**What is asked**
Reproduce the records below, replacing every instance of "Campaign Flow" with "Campaign Timeline" and leaving everything else unchanged.

## Start

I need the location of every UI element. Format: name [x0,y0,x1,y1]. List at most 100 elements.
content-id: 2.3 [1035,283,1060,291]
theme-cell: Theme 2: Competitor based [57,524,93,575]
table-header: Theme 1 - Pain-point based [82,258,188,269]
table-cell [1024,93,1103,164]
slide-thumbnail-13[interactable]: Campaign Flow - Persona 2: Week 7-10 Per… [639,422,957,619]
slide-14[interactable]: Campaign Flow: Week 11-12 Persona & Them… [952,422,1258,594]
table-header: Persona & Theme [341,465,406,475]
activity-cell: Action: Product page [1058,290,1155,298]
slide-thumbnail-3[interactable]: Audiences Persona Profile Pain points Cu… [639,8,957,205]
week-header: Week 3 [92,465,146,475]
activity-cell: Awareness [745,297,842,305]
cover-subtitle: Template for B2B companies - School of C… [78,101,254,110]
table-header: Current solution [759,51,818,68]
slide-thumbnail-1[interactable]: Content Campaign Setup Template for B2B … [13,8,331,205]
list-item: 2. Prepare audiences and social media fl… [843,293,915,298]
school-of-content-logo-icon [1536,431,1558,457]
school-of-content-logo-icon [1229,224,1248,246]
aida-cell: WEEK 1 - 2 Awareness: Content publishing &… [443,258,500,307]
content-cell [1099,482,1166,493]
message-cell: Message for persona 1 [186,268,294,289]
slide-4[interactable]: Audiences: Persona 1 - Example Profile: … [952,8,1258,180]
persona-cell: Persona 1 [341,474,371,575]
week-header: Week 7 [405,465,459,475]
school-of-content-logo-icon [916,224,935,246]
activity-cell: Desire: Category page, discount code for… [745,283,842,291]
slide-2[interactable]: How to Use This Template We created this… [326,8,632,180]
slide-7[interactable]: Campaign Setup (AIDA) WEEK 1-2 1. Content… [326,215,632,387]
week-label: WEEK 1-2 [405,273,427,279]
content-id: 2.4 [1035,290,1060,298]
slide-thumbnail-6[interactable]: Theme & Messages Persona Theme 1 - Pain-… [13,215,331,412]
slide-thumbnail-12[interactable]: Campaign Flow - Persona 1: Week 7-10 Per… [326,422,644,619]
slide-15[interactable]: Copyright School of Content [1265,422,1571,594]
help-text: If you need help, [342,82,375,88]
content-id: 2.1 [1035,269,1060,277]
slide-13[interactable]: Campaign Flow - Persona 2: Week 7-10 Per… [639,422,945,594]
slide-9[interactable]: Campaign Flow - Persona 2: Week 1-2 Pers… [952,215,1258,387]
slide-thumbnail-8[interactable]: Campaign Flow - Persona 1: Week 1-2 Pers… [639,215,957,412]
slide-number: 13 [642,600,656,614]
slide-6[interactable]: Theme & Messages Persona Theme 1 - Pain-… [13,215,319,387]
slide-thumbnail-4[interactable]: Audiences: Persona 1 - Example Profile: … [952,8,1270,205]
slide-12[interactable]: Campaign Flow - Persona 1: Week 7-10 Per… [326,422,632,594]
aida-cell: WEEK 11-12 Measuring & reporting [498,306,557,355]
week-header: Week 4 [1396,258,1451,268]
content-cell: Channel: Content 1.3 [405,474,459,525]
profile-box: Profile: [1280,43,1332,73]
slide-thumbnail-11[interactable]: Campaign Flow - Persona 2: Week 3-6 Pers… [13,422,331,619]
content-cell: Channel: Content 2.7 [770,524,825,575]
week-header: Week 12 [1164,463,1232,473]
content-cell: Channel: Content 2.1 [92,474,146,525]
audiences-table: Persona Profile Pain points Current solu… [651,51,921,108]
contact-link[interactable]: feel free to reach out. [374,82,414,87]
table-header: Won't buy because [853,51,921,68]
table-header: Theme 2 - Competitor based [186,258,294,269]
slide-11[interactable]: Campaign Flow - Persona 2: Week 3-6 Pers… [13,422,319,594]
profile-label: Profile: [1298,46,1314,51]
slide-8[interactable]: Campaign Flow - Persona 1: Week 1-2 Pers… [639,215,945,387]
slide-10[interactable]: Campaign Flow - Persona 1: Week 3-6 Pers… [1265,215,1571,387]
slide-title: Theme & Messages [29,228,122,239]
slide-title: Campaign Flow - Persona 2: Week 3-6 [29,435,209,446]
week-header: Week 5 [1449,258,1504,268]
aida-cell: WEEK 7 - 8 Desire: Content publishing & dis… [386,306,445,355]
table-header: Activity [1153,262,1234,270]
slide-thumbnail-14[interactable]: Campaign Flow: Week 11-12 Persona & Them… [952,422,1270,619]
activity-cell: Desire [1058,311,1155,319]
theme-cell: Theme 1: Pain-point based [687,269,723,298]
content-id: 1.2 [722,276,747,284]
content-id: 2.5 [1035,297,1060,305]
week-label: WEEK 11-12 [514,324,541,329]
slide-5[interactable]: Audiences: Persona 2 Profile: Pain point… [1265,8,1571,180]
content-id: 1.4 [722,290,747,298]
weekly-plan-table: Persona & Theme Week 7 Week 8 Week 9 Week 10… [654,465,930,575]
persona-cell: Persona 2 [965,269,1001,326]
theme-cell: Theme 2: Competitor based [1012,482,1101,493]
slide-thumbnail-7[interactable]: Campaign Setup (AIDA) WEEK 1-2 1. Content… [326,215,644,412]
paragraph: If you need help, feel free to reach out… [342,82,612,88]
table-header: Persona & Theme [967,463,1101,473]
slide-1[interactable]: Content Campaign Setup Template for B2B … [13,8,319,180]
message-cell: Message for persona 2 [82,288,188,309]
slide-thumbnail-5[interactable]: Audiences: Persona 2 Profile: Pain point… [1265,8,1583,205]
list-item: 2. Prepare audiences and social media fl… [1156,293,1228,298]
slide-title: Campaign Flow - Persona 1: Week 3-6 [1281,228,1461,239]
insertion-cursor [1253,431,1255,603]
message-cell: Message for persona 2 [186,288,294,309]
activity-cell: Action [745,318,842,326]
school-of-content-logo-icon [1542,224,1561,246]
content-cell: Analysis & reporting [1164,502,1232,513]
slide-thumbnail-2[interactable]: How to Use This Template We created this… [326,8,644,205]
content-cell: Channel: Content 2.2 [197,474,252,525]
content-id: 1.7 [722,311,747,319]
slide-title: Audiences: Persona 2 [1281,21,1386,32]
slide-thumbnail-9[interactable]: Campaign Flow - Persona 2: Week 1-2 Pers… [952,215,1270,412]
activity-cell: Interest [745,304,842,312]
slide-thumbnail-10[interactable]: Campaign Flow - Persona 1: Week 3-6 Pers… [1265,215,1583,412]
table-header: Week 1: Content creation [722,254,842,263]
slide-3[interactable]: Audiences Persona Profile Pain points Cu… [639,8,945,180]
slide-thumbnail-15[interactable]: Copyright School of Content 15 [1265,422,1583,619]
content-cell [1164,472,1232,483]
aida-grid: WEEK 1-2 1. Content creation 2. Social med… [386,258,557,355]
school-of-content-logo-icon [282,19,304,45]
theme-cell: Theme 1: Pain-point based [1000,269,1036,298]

## End

**Answer to this task**
I need the location of every UI element. Format: name [x0,y0,x1,y1]. List at most 100 elements.
content-id: 2.3 [1035,283,1060,291]
theme-cell: Theme 2: Competitor based [57,524,93,575]
table-header: Theme 1 - Pain-point based [82,258,188,269]
table-cell [1024,93,1103,164]
slide-thumbnail-13[interactable]: Campaign Timeline - Persona 2: Week 7-10 Per… [639,422,957,619]
slide-14[interactable]: Campaign Timeline: Week 11-12 Persona & Them… [952,422,1258,594]
table-header: Persona & Theme [341,465,406,475]
activity-cell: Action: Product page [1058,290,1155,298]
slide-thumbnail-3[interactable]: Audiences Persona Profile Pain points Cu… [639,8,957,205]
week-header: Week 3 [92,465,146,475]
activity-cell: Awareness [745,297,842,305]
cover-subtitle: Template for B2B companies - School of C… [78,101,254,110]
table-header: Current solution [759,51,818,68]
slide-thumbnail-1[interactable]: Content Campaign Setup Template for B2B … [13,8,331,205]
list-item: 2. Prepare audiences and social media fl… [843,293,915,298]
school-of-content-logo-icon [1536,431,1558,457]
school-of-content-logo-icon [1229,224,1248,246]
aida-cell: WEEK 1 - 2 Awareness: Content publishing &… [443,258,500,307]
content-cell [1099,482,1166,493]
message-cell: Message for persona 1 [186,268,294,289]
slide-4[interactable]: Audiences: Persona 1 - Example Profile: … [952,8,1258,180]
persona-cell: Persona 1 [341,474,371,575]
week-header: Week 7 [405,465,459,475]
school-of-content-logo-icon [916,224,935,246]
activity-cell: Desire: Category page, discount code for… [745,283,842,291]
slide-2[interactable]: How to Use This Template We created this… [326,8,632,180]
slide-7[interactable]: Campaign Setup (AIDA) WEEK 1-2 1. Content… [326,215,632,387]
week-label: WEEK 1-2 [405,273,427,279]
content-id: 2.4 [1035,290,1060,298]
slide-thumbnail-6[interactable]: Theme & Messages Persona Theme 1 - Pain-… [13,215,331,412]
slide-thumbnail-12[interactable]: Campaign Timeline - Persona 1: Week 7-10 Per… [326,422,644,619]
slide-15[interactable]: Copyright School of Content [1265,422,1571,594]
help-text: If you need help, [342,82,375,88]
content-id: 2.1 [1035,269,1060,277]
slide-13[interactable]: Campaign Timeline - Persona 2: Week 7-10 Per… [639,422,945,594]
slide-9[interactable]: Campaign Timeline - Persona 2: Week 1-2 Pers… [952,215,1258,387]
slide-thumbnail-8[interactable]: Campaign Timeline - Persona 1: Week 1-2 Pers… [639,215,957,412]
slide-number: 13 [642,600,656,614]
slide-6[interactable]: Theme & Messages Persona Theme 1 - Pain-… [13,215,319,387]
slide-thumbnail-4[interactable]: Audiences: Persona 1 - Example Profile: … [952,8,1270,205]
slide-12[interactable]: Campaign Timeline - Persona 1: Week 7-10 Per… [326,422,632,594]
aida-cell: WEEK 11-12 Measuring & reporting [498,306,557,355]
week-header: Week 4 [1396,258,1451,268]
content-cell: Channel: Content 1.3 [405,474,459,525]
profile-box: Profile: [1280,43,1332,73]
slide-thumbnail-11[interactable]: Campaign Timeline - Persona 2: Week 3-6 Pers… [13,422,331,619]
content-cell: Channel: Content 2.7 [770,524,825,575]
week-header: Week 12 [1164,463,1232,473]
content-cell: Channel: Content 2.1 [92,474,146,525]
audiences-table: Persona Profile Pain points Current solu… [651,51,921,108]
contact-link[interactable]: feel free to reach out. [374,82,414,87]
table-header: Won't buy because [853,51,921,68]
table-header: Theme 2 - Competitor based [186,258,294,269]
slide-11[interactable]: Campaign Timeline - Persona 2: Week 3-6 Pers… [13,422,319,594]
profile-label: Profile: [1298,46,1314,51]
slide-8[interactable]: Campaign Timeline - Persona 1: Week 1-2 Pers… [639,215,945,387]
slide-10[interactable]: Campaign Timeline - Persona 1: Week 3-6 Pers… [1265,215,1571,387]
slide-title: Theme & Messages [29,228,122,239]
slide-title: Campaign Timeline - Persona 2: Week 3-6 [29,435,209,446]
week-header: Week 5 [1449,258,1504,268]
aida-cell: WEEK 7 - 8 Desire: Content publishing & dis… [386,306,445,355]
table-header: Activity [1153,262,1234,270]
slide-thumbnail-14[interactable]: Campaign Timeline: Week 11-12 Persona & Them… [952,422,1270,619]
activity-cell: Desire [1058,311,1155,319]
theme-cell: Theme 1: Pain-point based [687,269,723,298]
content-id: 1.2 [722,276,747,284]
content-id: 2.5 [1035,297,1060,305]
week-label: WEEK 11-12 [514,324,541,329]
slide-5[interactable]: Audiences: Persona 2 Profile: Pain point… [1265,8,1571,180]
content-id: 1.4 [722,290,747,298]
weekly-plan-table: Persona & Theme Week 7 Week 8 Week 9 Week 10… [654,465,930,575]
persona-cell: Persona 2 [965,269,1001,326]
theme-cell: Theme 2: Competitor based [1012,482,1101,493]
slide-thumbnail-7[interactable]: Campaign Setup (AIDA) WEEK 1-2 1. Content… [326,215,644,412]
paragraph: If you need help, feel free to reach out… [342,82,612,88]
table-header: Persona & Theme [967,463,1101,473]
slide-1[interactable]: Content Campaign Setup Template for B2B … [13,8,319,180]
message-cell: Message for persona 2 [82,288,188,309]
slide-thumbnail-5[interactable]: Audiences: Persona 2 Profile: Pain point… [1265,8,1583,205]
list-item: 2. Prepare audiences and social media fl… [1156,293,1228,298]
slide-title: Campaign Timeline - Persona 1: Week 3-6 [1281,228,1461,239]
insertion-cursor [1253,431,1255,603]
message-cell: Message for persona 2 [186,288,294,309]
activity-cell: Action [745,318,842,326]
school-of-content-logo-icon [1542,224,1561,246]
content-cell: Analysis & reporting [1164,502,1232,513]
slide-thumbnail-2[interactable]: How to Use This Template We created this… [326,8,644,205]
content-cell: Channel: Content 2.2 [197,474,252,525]
content-id: 1.7 [722,311,747,319]
slide-title: Audiences: Persona 2 [1281,21,1386,32]
slide-thumbnail-9[interactable]: Campaign Timeline - Persona 2: Week 1-2 Pers… [952,215,1270,412]
activity-cell: Interest [745,304,842,312]
slide-thumbnail-10[interactable]: Campaign Timeline - Persona 1: Week 3-6 Pers… [1265,215,1583,412]
table-header: Week 1: Content creation [722,254,842,263]
slide-3[interactable]: Audiences Persona Profile Pain points Cu… [639,8,945,180]
slide-thumbnail-15[interactable]: Copyright School of Content 15 [1265,422,1583,619]
content-cell [1164,472,1232,483]
aida-grid: WEEK 1-2 1. Content creation 2. Social med… [386,258,557,355]
school-of-content-logo-icon [282,19,304,45]
theme-cell: Theme 1: Pain-point based [1000,269,1036,298]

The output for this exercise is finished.